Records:
= = =

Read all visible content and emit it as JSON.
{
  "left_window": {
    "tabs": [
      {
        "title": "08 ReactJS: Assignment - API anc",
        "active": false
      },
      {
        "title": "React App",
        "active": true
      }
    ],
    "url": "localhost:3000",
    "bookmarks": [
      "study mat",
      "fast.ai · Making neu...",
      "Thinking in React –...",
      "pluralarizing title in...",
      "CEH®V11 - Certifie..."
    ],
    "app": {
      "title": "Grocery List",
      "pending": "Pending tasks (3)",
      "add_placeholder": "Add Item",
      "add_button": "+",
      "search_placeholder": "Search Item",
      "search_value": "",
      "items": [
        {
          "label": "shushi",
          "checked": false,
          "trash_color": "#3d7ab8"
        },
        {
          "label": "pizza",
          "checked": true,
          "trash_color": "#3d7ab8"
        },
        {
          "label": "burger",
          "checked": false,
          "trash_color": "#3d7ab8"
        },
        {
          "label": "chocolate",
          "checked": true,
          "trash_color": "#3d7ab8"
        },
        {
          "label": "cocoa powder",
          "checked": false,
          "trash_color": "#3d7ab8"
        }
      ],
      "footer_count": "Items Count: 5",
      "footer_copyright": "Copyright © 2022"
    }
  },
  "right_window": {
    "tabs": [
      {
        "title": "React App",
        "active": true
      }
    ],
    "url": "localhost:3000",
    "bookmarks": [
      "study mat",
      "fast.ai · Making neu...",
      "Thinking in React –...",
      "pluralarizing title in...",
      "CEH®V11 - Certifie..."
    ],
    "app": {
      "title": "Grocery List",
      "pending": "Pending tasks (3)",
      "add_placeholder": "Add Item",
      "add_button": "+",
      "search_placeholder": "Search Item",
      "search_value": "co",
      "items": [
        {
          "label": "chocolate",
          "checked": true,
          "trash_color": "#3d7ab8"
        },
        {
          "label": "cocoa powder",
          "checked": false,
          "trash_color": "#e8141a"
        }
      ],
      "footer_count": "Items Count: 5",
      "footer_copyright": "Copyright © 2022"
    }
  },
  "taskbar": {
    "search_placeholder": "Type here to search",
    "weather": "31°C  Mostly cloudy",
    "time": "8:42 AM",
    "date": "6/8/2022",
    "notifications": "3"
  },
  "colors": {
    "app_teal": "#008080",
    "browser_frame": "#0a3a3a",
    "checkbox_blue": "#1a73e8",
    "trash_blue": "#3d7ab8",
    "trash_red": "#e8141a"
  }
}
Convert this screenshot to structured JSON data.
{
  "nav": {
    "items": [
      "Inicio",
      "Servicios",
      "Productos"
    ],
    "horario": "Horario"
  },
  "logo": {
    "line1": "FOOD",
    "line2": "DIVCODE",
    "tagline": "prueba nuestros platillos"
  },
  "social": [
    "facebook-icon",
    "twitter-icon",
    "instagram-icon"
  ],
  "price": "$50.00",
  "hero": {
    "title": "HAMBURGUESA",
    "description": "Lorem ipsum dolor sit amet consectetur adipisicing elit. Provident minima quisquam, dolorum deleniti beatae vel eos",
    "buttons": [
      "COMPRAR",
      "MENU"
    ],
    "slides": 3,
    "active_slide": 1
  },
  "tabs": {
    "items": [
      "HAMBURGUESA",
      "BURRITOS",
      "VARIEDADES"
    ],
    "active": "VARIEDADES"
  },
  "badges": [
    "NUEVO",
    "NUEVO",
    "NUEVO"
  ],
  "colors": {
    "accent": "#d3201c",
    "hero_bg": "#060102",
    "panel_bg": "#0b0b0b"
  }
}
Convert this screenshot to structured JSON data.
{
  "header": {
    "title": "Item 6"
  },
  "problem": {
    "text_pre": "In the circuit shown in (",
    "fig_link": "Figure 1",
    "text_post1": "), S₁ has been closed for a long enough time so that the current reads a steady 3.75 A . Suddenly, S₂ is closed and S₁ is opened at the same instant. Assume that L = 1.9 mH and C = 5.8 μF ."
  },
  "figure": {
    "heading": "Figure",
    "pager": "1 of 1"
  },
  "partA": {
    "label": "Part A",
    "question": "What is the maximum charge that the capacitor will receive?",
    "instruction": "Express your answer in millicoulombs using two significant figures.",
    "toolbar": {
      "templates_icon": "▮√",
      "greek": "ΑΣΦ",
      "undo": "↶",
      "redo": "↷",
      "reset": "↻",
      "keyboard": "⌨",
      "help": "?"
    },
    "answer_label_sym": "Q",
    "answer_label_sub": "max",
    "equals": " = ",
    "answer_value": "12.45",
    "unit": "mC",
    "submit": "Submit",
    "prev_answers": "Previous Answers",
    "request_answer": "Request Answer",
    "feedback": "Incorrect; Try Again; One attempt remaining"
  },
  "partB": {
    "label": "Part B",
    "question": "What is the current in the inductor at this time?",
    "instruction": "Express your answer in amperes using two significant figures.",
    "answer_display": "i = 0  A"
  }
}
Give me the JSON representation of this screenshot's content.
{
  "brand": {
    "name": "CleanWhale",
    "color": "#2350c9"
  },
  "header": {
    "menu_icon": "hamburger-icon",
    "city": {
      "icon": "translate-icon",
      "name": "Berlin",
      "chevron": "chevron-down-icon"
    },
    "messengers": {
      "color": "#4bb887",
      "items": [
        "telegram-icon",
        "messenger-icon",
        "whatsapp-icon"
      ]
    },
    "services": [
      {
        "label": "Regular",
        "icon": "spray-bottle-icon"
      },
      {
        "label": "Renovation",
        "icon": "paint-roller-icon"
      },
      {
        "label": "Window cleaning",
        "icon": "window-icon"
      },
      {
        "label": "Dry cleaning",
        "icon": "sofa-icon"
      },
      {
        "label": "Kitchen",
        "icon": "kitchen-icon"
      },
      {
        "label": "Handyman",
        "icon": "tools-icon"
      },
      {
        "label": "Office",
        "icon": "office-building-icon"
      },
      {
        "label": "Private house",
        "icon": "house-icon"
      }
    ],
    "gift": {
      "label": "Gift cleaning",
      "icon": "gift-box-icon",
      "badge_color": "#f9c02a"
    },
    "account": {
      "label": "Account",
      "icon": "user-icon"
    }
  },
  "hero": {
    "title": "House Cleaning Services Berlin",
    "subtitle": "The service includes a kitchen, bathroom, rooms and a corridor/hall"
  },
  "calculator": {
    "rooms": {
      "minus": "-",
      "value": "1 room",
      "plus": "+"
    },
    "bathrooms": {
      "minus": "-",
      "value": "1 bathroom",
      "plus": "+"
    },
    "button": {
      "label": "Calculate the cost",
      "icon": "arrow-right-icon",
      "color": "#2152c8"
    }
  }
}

= = =

OBJECTIVE: Repeat the material above in full, exactly as it stands.

TASK RESPONSE:
Read all visible content and emit it as JSON.
{
  "left_window": {
    "tabs": [
      {
        "title": "08 ReactJS: Assignment - API anc",
        "active": false
      },
      {
        "title": "React App",
        "active": true
      }
    ],
    "url": "localhost:3000",
    "bookmarks": [
      "study mat",
      "fast.ai · Making neu...",
      "Thinking in React –...",
      "pluralarizing title in...",
      "CEH®V11 - Certifie..."
    ],
    "app": {
      "title": "Grocery List",
      "pending": "Pending tasks (3)",
      "add_placeholder": "Add Item",
      "add_button": "+",
      "search_placeholder": "Search Item",
      "search_value": "",
      "items": [
        {
          "label": "shushi",
          "checked": false,
          "trash_color": "#3d7ab8"
        },
        {
          "label": "pizza",
          "checked": true,
          "trash_color": "#3d7ab8"
        },
        {
          "label": "burger",
          "checked": false,
          "trash_color": "#3d7ab8"
        },
        {
          "label": "chocolate",
          "checked": true,
          "trash_color": "#3d7ab8"
        },
        {
          "label": "cocoa powder",
          "checked": false,
          "trash_color": "#3d7ab8"
        }
      ],
      "footer_count": "Items Count: 5",
      "footer_copyright": "Copyright © 2022"
    }
  },
  "right_window": {
    "tabs": [
      {
        "title": "React App",
        "active": true
      }
    ],
    "url": "localhost:3000",
    "bookmarks": [
      "study mat",
      "fast.ai · Making neu...",
      "Thinking in React –...",
      "pluralarizing title in...",
      "CEH®V11 - Certifie..."
    ],
    "app": {
      "title": "Grocery List",
      "pending": "Pending tasks (3)",
      "add_placeholder": "Add Item",
      "add_button": "+",
      "search_placeholder": "Search Item",
      "search_value": "co",
      "items": [
        {
          "label": "chocolate",
          "checked": true,
          "trash_color": "#3d7ab8"
        },
        {
          "label": "cocoa powder",
          "checked": false,
          "trash_color": "#e8141a"
        }
      ],
      "footer_count": "Items Count: 5",
      "footer_copyright": "Copyright © 2022"
    }
  },
  "taskbar": {
    "search_placeholder": "Type here to search",
    "weather": "31°C  Mostly cloudy",
    "time": "8:42 AM",
    "date": "6/8/2022",
    "notifications": "3"
  },
  "colors": {
    "app_teal": "#008080",
    "browser_frame": "#0a3a3a",
    "checkbox_blue": "#1a73e8",
    "trash_blue": "#3d7ab8",
    "trash_red": "#e8141a"
  }
}
Convert this screenshot to structured JSON data.
{
  "nav": {
    "items": [
      "Inicio",
      "Servicios",
      "Productos"
    ],
    "horario": "Horario"
  },
  "logo": {
    "line1": "FOOD",
    "line2": "DIVCODE",
    "tagline": "prueba nuestros platillos"
  },
  "social": [
    "facebook-icon",
    "twitter-icon",
    "instagram-icon"
  ],
  "price": "$50.00",
  "hero": {
    "title": "HAMBURGUESA",
    "description": "Lorem ipsum dolor sit amet consectetur adipisicing elit. Provident minima quisquam, dolorum deleniti beatae vel eos",
    "buttons": [
      "COMPRAR",
      "MENU"
    ],
    "slides": 3,
    "active_slide": 1
  },
  "tabs": {
    "items": [
      "HAMBURGUESA",
      "BURRITOS",
      "VARIEDADES"
    ],
    "active": "VARIEDADES"
  },
  "badges": [
    "NUEVO",
    "NUEVO",
    "NUEVO"
  ],
  "colors": {
    "accent": "#d3201c",
    "hero_bg": "#060102",
    "panel_bg": "#0b0b0b"
  }
}
Convert this screenshot to structured JSON data.
{
  "header": {
    "title": "Item 6"
  },
  "problem": {
    "text_pre": "In the circuit shown in (",
    "fig_link": "Figure 1",
    "text_post1": "), S₁ has been closed for a long enough time so that the current reads a steady 3.75 A . Suddenly, S₂ is closed and S₁ is opened at the same instant. Assume that L = 1.9 mH and C = 5.8 μF ."
  },
  "figure": {
    "heading": "Figure",
    "pager": "1 of 1"
  },
  "partA": {
    "label": "Part A",
    "question": "What is the maximum charge that the capacitor will receive?",
    "instruction": "Express your answer in millicoulombs using two significant figures.",
    "toolbar": {
      "templates_icon": "▮√",
      "greek": "ΑΣΦ",
      "undo": "↶",
      "redo": "↷",
      "reset": "↻",
      "keyboard": "⌨",
      "help": "?"
    },
    "answer_label_sym": "Q",
    "answer_label_sub": "max",
    "equals": " = ",
    "answer_value": "12.45",
    "unit": "mC",
    "submit": "Submit",
    "prev_answers": "Previous Answers",
    "request_answer": "Request Answer",
    "feedback": "Incorrect; Try Again; One attempt remaining"
  },
  "partB": {
    "label": "Part B",
    "question": "What is the current in the inductor at this time?",
    "instruction": "Express your answer in amperes using two significant figures.",
    "answer_display": "i = 0  A"
  }
}
Give me the JSON representation of this screenshot's content.
{
  "brand": {
    "name": "CleanWhale",
    "color": "#2350c9"
  },
  "header": {
    "menu_icon": "hamburger-icon",
    "city": {
      "icon": "translate-icon",
      "name": "Berlin",
      "chevron": "chevron-down-icon"
    },
    "messengers": {
      "color": "#4bb887",
      "items": [
        "telegram-icon",
        "messenger-icon",
        "whatsapp-icon"
      ]
    },
    "services": [
      {
        "label": "Regular",
        "icon": "spray-bottle-icon"
      },
      {
        "label": "Renovation",
        "icon": "paint-roller-icon"
      },
      {
        "label": "Window cleaning",
        "icon": "window-icon"
      },
      {
        "label": "Dry cleaning",
        "icon": "sofa-icon"
      },
      {
        "label": "Kitchen",
        "icon": "kitchen-icon"
      },
      {
        "label": "Handyman",
        "icon": "tools-icon"
      },
      {
        "label": "Office",
        "icon": "office-building-icon"
      },
      {
        "label": "Private house",
        "icon": "house-icon"
      }
    ],
    "gift": {
      "label": "Gift cleaning",
      "icon": "gift-box-icon",
      "badge_color": "#f9c02a"
    },
    "account": {
      "label": "Account",
      "icon": "user-icon"
    }
  },
  "hero": {
    "title": "House Cleaning Services Berlin",
    "subtitle": "The service includes a kitchen, bathroom, rooms and a corridor/hall"
  },
  "calculator": {
    "rooms": {
      "minus": "-",
      "value": "1 room",
      "plus": "+"
    },
    "bathrooms": {
      "minus": "-",
      "value": "1 bathroom",
      "plus": "+"
    },
    "button": {
      "label": "Calculate the cost",
      "icon": "arrow-right-icon",
      "color": "#2152c8"
    }
  }
}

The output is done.